WHAT YOU NEED TO DO
1 - In the text on the serratus anterior, what five consequences are listed for being unable to upwardly rotate?
2 - Reproduce the part of the text on the serratus anterior starting with "The serratus anterior may" and going on through "look forward to?".

PASSAGE SHOWN

-*-

The serratus anterior may be most overlooked muscle in importance for shoulder health in the throwing athlete. The lower trap (LT), serratus anterior (SA), and upper trap (UT) all work in conjunction to form a force couple known as upward rotation. Upward rotation is of huge importance for shoulder health when it comes to the overhead athlete. If you can’t upwardly rotate, this is what you have to look forward to?
- Decreased subacromial space
- Decreased glenohumeral space
- Decreased glenohumeral stability
- Increased shearing forces
- Altered scapulohumeral rhythm
What can all of the above mean if your an overhead athlete?
- Subacromial impingement
- Labrum tears
- Thoracic outlet symptoms
- Rotator cuff wear
Janda was one of the first therapists to note the tendency for serratus weakness due to postural changes.
–These postural changes decrease glenohumeral stability as the glenoid fossa becomes more vertical due to serratus anterior weakness leading to abduction, rotation, and winging of the scapulae. This loss of stability requires the levator scapula and upper trapezius to increase activation to maintain glenohumeral centration. (Janda 1988)
Sahrmann also noted, in Diagnosis and Treatment of Movement Impairment Syndromes, that upper trapezius activation is needed to compensate for the weakened serratus anterior muscle. The upper trapezius may be supporting the increased activity in the serratus anterior, and consequently increased stress occurs at the glenohumeral, and acromioclavicular joint. (Sahrmann 2002)
A plethora of shoulder problems come from decreased activity in the serratus anterior as well as lower trap. No muscle, or muscles work solely in isolation and when one shuts down others have to pick up the slack. When this happens the upper trap has no choice but to become overactive in its efforts. Selecting movements that can inhibit the upper trap while still activating the serratus, and lower trap become important.

-*-

RAW DATA
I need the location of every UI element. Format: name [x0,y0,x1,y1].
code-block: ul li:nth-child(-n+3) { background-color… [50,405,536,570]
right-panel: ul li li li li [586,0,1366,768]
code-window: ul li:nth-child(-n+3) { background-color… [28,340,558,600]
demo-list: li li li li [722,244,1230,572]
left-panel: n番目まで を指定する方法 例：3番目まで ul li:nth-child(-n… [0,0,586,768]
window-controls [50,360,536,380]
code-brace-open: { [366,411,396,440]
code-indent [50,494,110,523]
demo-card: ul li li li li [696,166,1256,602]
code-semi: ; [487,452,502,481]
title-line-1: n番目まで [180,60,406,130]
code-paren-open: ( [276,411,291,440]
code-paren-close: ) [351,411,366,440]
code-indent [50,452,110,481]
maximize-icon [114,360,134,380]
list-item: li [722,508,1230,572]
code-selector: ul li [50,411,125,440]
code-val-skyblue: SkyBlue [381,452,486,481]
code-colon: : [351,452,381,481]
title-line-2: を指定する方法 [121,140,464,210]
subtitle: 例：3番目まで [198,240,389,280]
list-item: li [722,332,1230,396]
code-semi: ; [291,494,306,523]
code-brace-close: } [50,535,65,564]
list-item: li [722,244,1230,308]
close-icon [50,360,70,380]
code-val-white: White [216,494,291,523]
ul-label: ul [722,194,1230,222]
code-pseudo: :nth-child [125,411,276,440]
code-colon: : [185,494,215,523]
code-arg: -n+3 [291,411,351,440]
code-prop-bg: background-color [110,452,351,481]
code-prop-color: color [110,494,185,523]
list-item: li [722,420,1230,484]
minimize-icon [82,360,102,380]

-*-

YOUR WRITTEN ANSWERS
1 -
- Decreased subacromial space
- Decreased glenohumeral space
- Decreased glenohumeral stability
- Increased shearing forces
- Altered scapulohumeral rhythm

2 -
The serratus anterior may be most overlooked muscle in importance for shoulder health in the throwing athlete. The lower trap (LT), serratus anterior (SA), and upper trap (UT) all work in conjunction to form a force couple known as upward rotation. Upward rotation is of huge importance for shoulder health when it comes to the overhead athlete. If you can’t upwardly rotate, this is what you have to look forward to?